==== Data supplied

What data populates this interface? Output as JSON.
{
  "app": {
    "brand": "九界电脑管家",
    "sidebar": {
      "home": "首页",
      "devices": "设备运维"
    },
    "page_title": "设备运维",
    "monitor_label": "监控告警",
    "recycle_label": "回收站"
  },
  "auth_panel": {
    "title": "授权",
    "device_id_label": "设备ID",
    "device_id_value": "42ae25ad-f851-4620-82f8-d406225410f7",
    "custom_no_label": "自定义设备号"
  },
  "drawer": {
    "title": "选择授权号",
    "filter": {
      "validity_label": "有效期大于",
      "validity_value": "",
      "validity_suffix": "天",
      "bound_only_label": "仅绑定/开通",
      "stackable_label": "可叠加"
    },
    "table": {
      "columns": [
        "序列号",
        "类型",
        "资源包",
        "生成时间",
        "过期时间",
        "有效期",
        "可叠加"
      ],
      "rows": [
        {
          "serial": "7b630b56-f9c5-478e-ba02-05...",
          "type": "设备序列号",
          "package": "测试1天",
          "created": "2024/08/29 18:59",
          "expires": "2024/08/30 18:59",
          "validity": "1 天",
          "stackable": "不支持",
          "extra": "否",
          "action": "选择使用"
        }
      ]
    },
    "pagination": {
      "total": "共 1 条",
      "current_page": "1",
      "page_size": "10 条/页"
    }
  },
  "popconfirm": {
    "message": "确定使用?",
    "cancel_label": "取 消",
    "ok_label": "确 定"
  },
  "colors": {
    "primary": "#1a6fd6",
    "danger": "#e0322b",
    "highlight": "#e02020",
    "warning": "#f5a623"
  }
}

========

Set down the entries above again, word for word.

Result:
What data populates this interface? Output as JSON.
{
  "app": {
    "brand": "九界电脑管家",
    "sidebar": {
      "home": "首页",
      "devices": "设备运维"
    },
    "page_title": "设备运维",
    "monitor_label": "监控告警",
    "recycle_label": "回收站"
  },
  "auth_panel": {
    "title": "授权",
    "device_id_label": "设备ID",
    "device_id_value": "42ae25ad-f851-4620-82f8-d406225410f7",
    "custom_no_label": "自定义设备号"
  },
  "drawer": {
    "title": "选择授权号",
    "filter": {
      "validity_label": "有效期大于",
      "validity_value": "",
      "validity_suffix": "天",
      "bound_only_label": "仅绑定/开通",
      "stackable_label": "可叠加"
    },
    "table": {
      "columns": [
        "序列号",
        "类型",
        "资源包",
        "生成时间",
        "过期时间",
        "有效期",
        "可叠加"
      ],
      "rows": [
        {
          "serial": "7b630b56-f9c5-478e-ba02-05...",
          "type": "设备序列号",
          "package": "测试1天",
          "created": "2024/08/29 18:59",
          "expires": "2024/08/30 18:59",
          "validity": "1 天",
          "stackable": "不支持",
          "extra": "否",
          "action": "选择使用"
        }
      ]
    },
    "pagination": {
      "total": "共 1 条",
      "current_page": "1",
      "page_size": "10 条/页"
    }
  },
  "popconfirm": {
    "message": "确定使用?",
    "cancel_label": "取 消",
    "ok_label": "确 定"
  },
  "colors": {
    "primary": "#1a6fd6",
    "danger": "#e0322b",
    "highlight": "#e02020",
    "warning": "#f5a623"
  }
}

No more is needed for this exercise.